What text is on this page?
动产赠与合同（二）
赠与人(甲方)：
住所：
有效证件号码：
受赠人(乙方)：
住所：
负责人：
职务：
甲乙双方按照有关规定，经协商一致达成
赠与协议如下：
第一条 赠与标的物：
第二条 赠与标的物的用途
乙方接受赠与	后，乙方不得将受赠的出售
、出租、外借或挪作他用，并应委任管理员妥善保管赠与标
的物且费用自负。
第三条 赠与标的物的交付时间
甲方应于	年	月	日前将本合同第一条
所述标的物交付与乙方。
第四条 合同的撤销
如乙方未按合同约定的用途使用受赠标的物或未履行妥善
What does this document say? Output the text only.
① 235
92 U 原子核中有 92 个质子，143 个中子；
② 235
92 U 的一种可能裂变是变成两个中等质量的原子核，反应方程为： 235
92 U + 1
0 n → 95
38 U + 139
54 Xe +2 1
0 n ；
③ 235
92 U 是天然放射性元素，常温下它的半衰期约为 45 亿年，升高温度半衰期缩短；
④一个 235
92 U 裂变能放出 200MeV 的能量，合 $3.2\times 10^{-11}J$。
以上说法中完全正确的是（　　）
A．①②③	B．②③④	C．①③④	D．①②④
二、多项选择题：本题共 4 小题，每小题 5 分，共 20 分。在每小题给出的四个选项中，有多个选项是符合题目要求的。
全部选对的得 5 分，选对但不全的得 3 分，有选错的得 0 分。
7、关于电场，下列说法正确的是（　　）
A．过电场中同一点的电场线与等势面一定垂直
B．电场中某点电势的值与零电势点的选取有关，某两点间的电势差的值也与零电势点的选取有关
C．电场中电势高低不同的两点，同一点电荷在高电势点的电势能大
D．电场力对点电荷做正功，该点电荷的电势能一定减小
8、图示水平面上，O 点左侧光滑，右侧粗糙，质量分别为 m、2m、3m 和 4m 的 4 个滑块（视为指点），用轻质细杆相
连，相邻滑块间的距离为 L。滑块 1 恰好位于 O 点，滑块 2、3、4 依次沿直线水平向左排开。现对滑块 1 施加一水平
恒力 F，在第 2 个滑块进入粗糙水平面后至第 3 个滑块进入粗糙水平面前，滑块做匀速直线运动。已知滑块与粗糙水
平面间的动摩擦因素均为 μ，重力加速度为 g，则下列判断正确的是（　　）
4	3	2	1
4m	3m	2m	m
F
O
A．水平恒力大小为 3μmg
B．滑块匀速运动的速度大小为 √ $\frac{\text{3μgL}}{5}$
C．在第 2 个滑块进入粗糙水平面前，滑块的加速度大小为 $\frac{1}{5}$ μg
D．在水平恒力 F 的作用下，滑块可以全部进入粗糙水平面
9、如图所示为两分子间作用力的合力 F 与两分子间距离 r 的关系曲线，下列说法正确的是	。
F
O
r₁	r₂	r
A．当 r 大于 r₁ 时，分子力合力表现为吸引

-*-*-

[What is expected]
Make an exact copy of every line from the one with "What does this" to the end of the data, with the first and last of those lines included.

[Output of the exercise]
What does this document say? Output the text only.
① 235
92 U 原子核中有 92 个质子，143 个中子；
② 235
92 U 的一种可能裂变是变成两个中等质量的原子核，反应方程为： 235
92 U + 1
0 n → 95
38 U + 139
54 Xe +2 1
0 n ；
③ 235
92 U 是天然放射性元素，常温下它的半衰期约为 45 亿年，升高温度半衰期缩短；
④一个 235
92 U 裂变能放出 200MeV 的能量，合 $3.2\times 10^{-11}J$。
以上说法中完全正确的是（　　）
A．①②③	B．②③④	C．①③④	D．①②④
二、多项选择题：本题共 4 小题，每小题 5 分，共 20 分。在每小题给出的四个选项中，有多个选项是符合题目要求的。
全部选对的得 5 分，选对但不全的得 3 分，有选错的得 0 分。
7、关于电场，下列说法正确的是（　　）
A．过电场中同一点的电场线与等势面一定垂直
B．电场中某点电势的值与零电势点的选取有关，某两点间的电势差的值也与零电势点的选取有关
C．电场中电势高低不同的两点，同一点电荷在高电势点的电势能大
D．电场力对点电荷做正功，该点电荷的电势能一定减小
8、图示水平面上，O 点左侧光滑，右侧粗糙，质量分别为 m、2m、3m 和 4m 的 4 个滑块（视为指点），用轻质细杆相
连，相邻滑块间的距离为 L。滑块 1 恰好位于 O 点，滑块 2、3、4 依次沿直线水平向左排开。现对滑块 1 施加一水平
恒力 F，在第 2 个滑块进入粗糙水平面后至第 3 个滑块进入粗糙水平面前，滑块做匀速直线运动。已知滑块与粗糙水
平面间的动摩擦因素均为 μ，重力加速度为 g，则下列判断正确的是（　　）
4	3	2	1
4m	3m	2m	m
F
O
A．水平恒力大小为 3μmg
B．滑块匀速运动的速度大小为 √ $\frac{\text{3μgL}}{5}$
C．在第 2 个滑块进入粗糙水平面前，滑块的加速度大小为 $\frac{1}{5}$ μg
D．在水平恒力 F 的作用下，滑块可以全部进入粗糙水平面
9、如图所示为两分子间作用力的合力 F 与两分子间距离 r 的关系曲线，下列说法正确的是	。
F
O
r₁	r₂	r
A．当 r 大于 r₁ 时，分子力合力表现为吸引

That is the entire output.